■ Task directions ■
Omit the pictures and output every entry below exactly as written.
++++++
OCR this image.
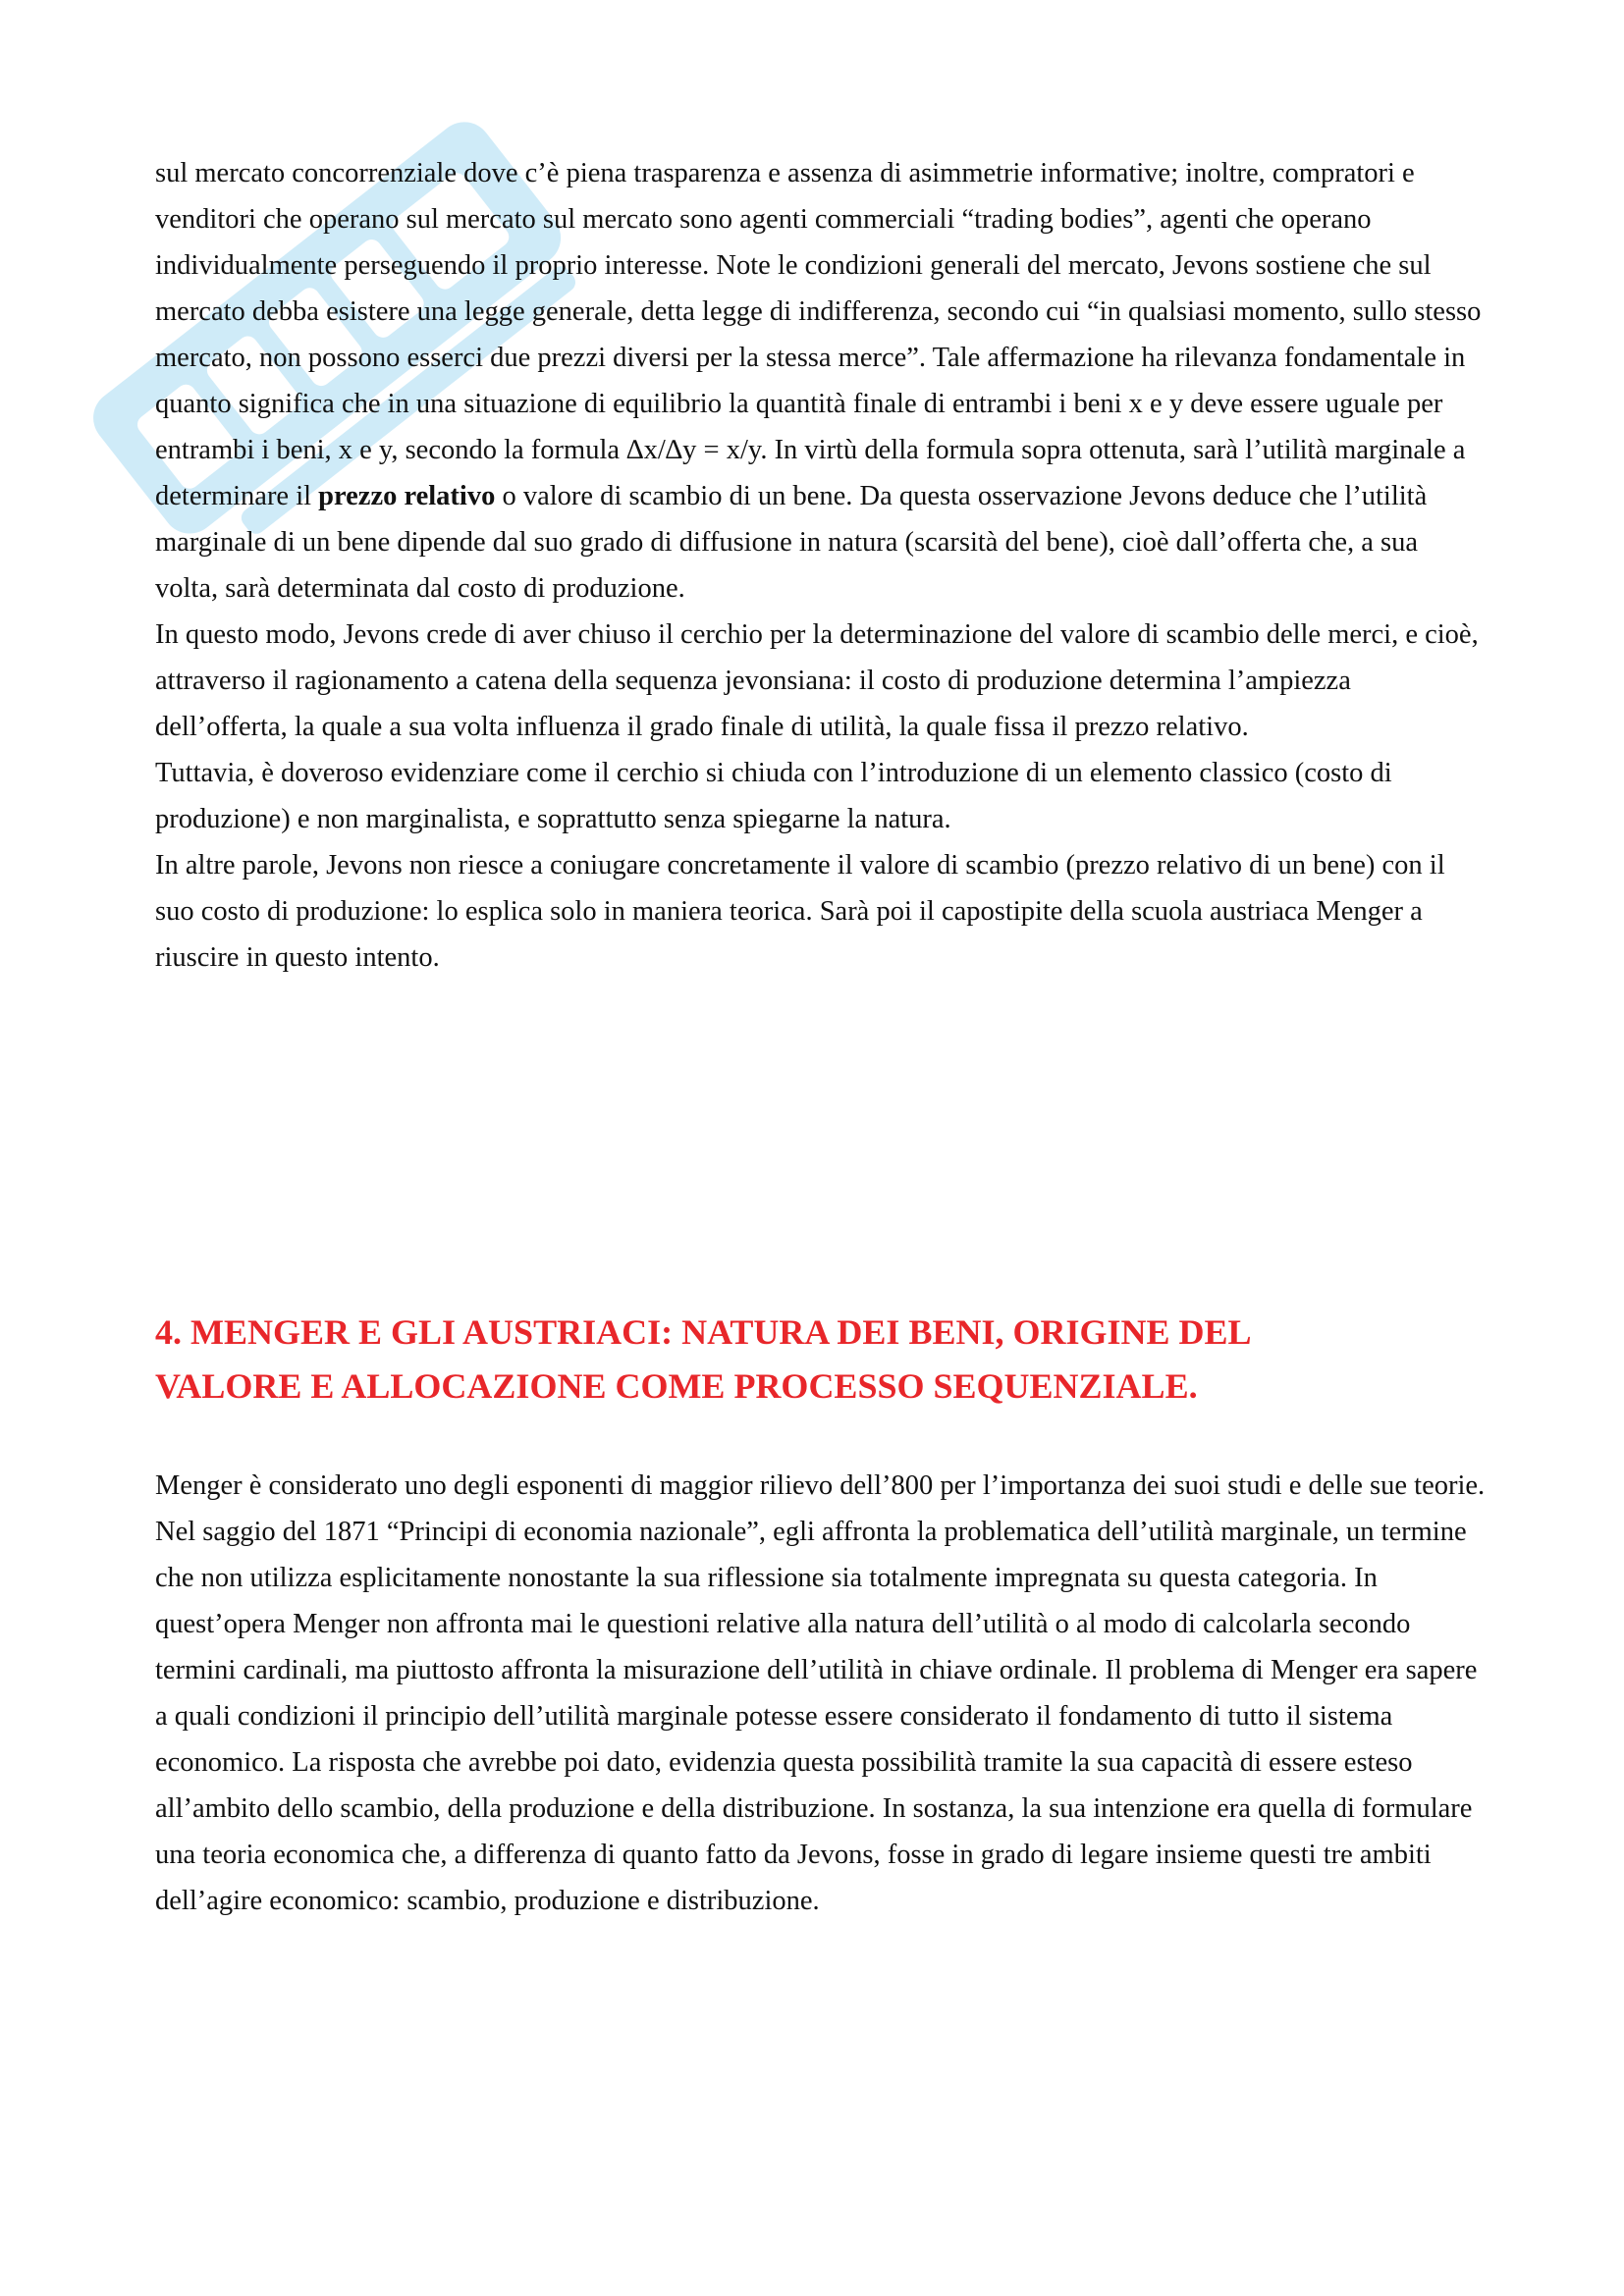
sul mercato concorrenziale dove c’è piena trasparenza e assenza di asimmetrie informative; inoltre, compratori e venditori che operano sul mercato sul mercato sono agenti commerciali “trading bodies”, agenti che operano individualmente perseguendo il proprio interesse. Note le condizioni generali del mercato, Jevons sostiene che sul mercato debba esistere una legge generale, detta legge di indifferenza, secondo cui “in qualsiasi momento, sullo stesso mercato, non possono esserci due prezzi diversi per la stessa merce”. Tale affermazione ha rilevanza fondamentale in quanto significa che in una situazione di equilibrio la quantità finale di entrambi i beni x e y deve essere uguale per entrambi i beni, x e y, secondo la formula ∆x/∆y = x/y. In virtù della formula sopra ottenuta, sarà l’utilità marginale a determinare il prezzo relativo o valore di scambio di un bene. Da questa osservazione Jevons deduce che l’utilità marginale di un bene dipende dal suo grado di diffusione in natura (scarsità del bene), cioè dall’offerta che, a sua volta, sarà determinata dal costo di produzione.

In questo modo, Jevons crede di aver chiuso il cerchio per la determinazione del valore di scambio delle merci, e cioè, attraverso il ragionamento a catena della sequenza jevonsiana: il costo di produzione determina l’ampiezza dell’offerta, la quale a sua volta influenza il grado finale di utilità, la quale fissa il prezzo relativo.

Tuttavia, è doveroso evidenziare come il cerchio si chiuda con l’introduzione di un elemento classico (costo di produzione) e non marginalista, e soprattutto senza spiegarne la natura.

In altre parole, Jevons non riesce a coniugare concretamente il valore di scambio (prezzo relativo di un bene) con il suo costo di produzione: lo esplica solo in maniera teorica. Sarà poi il capostipite della scuola austriaca Menger a riuscire in questo intento.

4. MENGER E GLI AUSTRIACI: NATURA DEI BENI, ORIGINE DEL
VALORE E ALLOCAZIONE COME PROCESSO SEQUENZIALE.

Menger è considerato uno degli esponenti di maggior rilievo dell’800 per l’importanza dei suoi studi e delle sue teorie.

Nel saggio del 1871 “Principi di economia nazionale”, egli affronta la problematica dell’utilità marginale, un termine che non utilizza esplicitamente nonostante la sua riflessione sia totalmente impregnata su questa categoria. In quest’opera Menger non affronta mai le questioni relative alla natura dell’utilità o al modo di calcolarla secondo termini cardinali, ma piuttosto affronta la misurazione dell’utilità in chiave ordinale. Il problema di Menger era sapere a quali condizioni il principio dell’utilità marginale potesse essere considerato il fondamento di tutto il sistema economico. La risposta che avrebbe poi dato, evidenzia questa possibilità tramite la sua capacità di essere esteso all’ambito dello scambio, della produzione e della distribuzione. In sostanza, la sua intenzione era quella di formulare una teoria economica che, a differenza di quanto fatto da Jevons, fosse in grado di legare insieme questi tre ambiti dell’agire economico: scambio, produzione e distribuzione.
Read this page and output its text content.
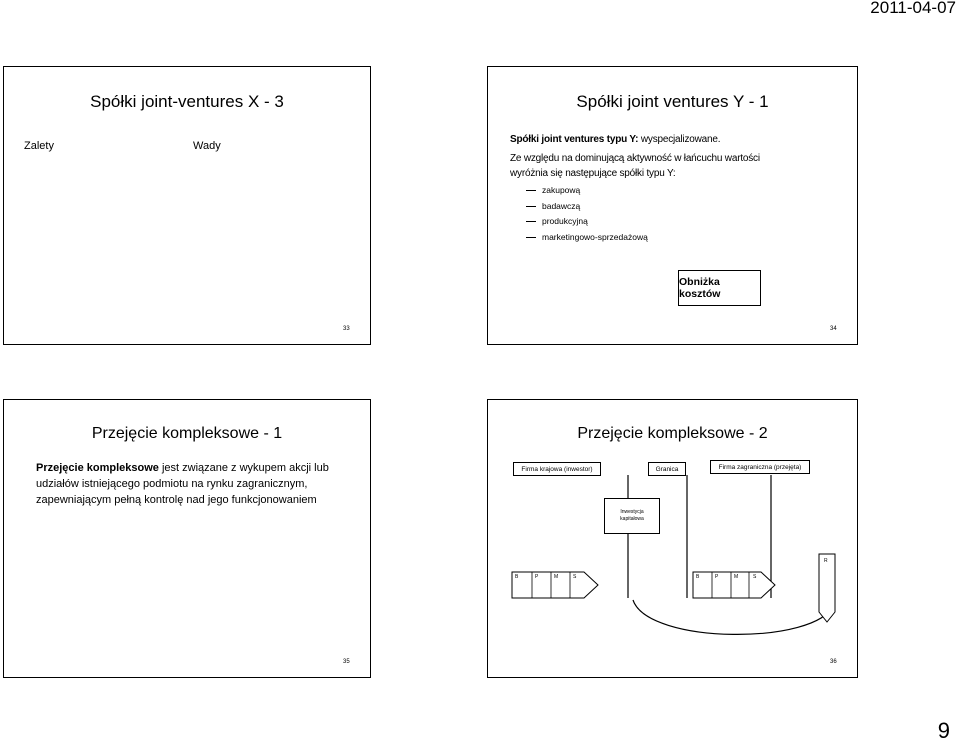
2011-04-07
Spółki joint-ventures X - 3
Zalety	Wady
33
Spółki joint ventures Y - 1
Spółki joint ventures typu Y: wyspecjalizowane.
Ze względu na dominującą aktywność w łańcuchu wartości
wyróżnia się następujące spółki typu Y:
zakupową
badawczą
produkcyjną
marketingowo-sprzedażową
Obniżka kosztów
34
Przejęcie kompleksowe - 1
Przejęcie kompleksowe jest związane z wykupem akcji lub
udziałów istniejącego podmiotu na rynku zagranicznym,
zapewniającym pełną kontrolę nad jego funkcjonowaniem
35
Przejęcie kompleksowe - 2
Firma krajowa (inwestor)	Granica	Firma zagraniczna (przejęta)
Inwestycja
kapitałowa
B	P	M	S	B	P	M	S
R
36
9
++++++
■ Solution below ■
OCR this image.
sul mercato concorrenziale dove c’è piena trasparenza e assenza di asimmetrie informative; inoltre, compratori e venditori che operano sul mercato sul mercato sono agenti commerciali “trading bodies”, agenti che operano individualmente perseguendo il proprio interesse. Note le condizioni generali del mercato, Jevons sostiene che sul mercato debba esistere una legge generale, detta legge di indifferenza, secondo cui “in qualsiasi momento, sullo stesso mercato, non possono esserci due prezzi diversi per la stessa merce”. Tale affermazione ha rilevanza fondamentale in quanto significa che in una situazione di equilibrio la quantità finale di entrambi i beni x e y deve essere uguale per entrambi i beni, x e y, secondo la formula ∆x/∆y = x/y. In virtù della formula sopra ottenuta, sarà l’utilità marginale a determinare il prezzo relativo o valore di scambio di un bene. Da questa osservazione Jevons deduce che l’utilità marginale di un bene dipende dal suo grado di diffusione in natura (scarsità del bene), cioè dall’offerta che, a sua volta, sarà determinata dal costo di produzione.

In questo modo, Jevons crede di aver chiuso il cerchio per la determinazione del valore di scambio delle merci, e cioè, attraverso il ragionamento a catena della sequenza jevonsiana: il costo di produzione determina l’ampiezza dell’offerta, la quale a sua volta influenza il grado finale di utilità, la quale fissa il prezzo relativo.

Tuttavia, è doveroso evidenziare come il cerchio si chiuda con l’introduzione di un elemento classico (costo di produzione) e non marginalista, e soprattutto senza spiegarne la natura.

In altre parole, Jevons non riesce a coniugare concretamente il valore di scambio (prezzo relativo di un bene) con il suo costo di produzione: lo esplica solo in maniera teorica. Sarà poi il capostipite della scuola austriaca Menger a riuscire in questo intento.

4. MENGER E GLI AUSTRIACI: NATURA DEI BENI, ORIGINE DEL
VALORE E ALLOCAZIONE COME PROCESSO SEQUENZIALE.

Menger è considerato uno degli esponenti di maggior rilievo dell’800 per l’importanza dei suoi studi e delle sue teorie.

Nel saggio del 1871 “Principi di economia nazionale”, egli affronta la problematica dell’utilità marginale, un termine che non utilizza esplicitamente nonostante la sua riflessione sia totalmente impregnata su questa categoria. In quest’opera Menger non affronta mai le questioni relative alla natura dell’utilità o al modo di calcolarla secondo termini cardinali, ma piuttosto affronta la misurazione dell’utilità in chiave ordinale. Il problema di Menger era sapere a quali condizioni il principio dell’utilità marginale potesse essere considerato il fondamento di tutto il sistema economico. La risposta che avrebbe poi dato, evidenzia questa possibilità tramite la sua capacità di essere esteso all’ambito dello scambio, della produzione e della distribuzione. In sostanza, la sua intenzione era quella di formulare una teoria economica che, a differenza di quanto fatto da Jevons, fosse in grado di legare insieme questi tre ambiti dell’agire economico: scambio, produzione e distribuzione.
Read this page and output its text content.
2011-04-07
Spółki joint-ventures X - 3
Zalety	Wady
33
Spółki joint ventures Y - 1
Spółki joint ventures typu Y: wyspecjalizowane.
Ze względu na dominującą aktywność w łańcuchu wartości
wyróżnia się następujące spółki typu Y:
zakupową
badawczą
produkcyjną
marketingowo-sprzedażową
Obniżka kosztów
34
Przejęcie kompleksowe - 1
Przejęcie kompleksowe jest związane z wykupem akcji lub
udziałów istniejącego podmiotu na rynku zagranicznym,
zapewniającym pełną kontrolę nad jego funkcjonowaniem
35
Przejęcie kompleksowe - 2
Firma krajowa (inwestor)	Granica	Firma zagraniczna (przejęta)
Inwestycja
kapitałowa
B	P	M	S	B	P	M	S
R
36
9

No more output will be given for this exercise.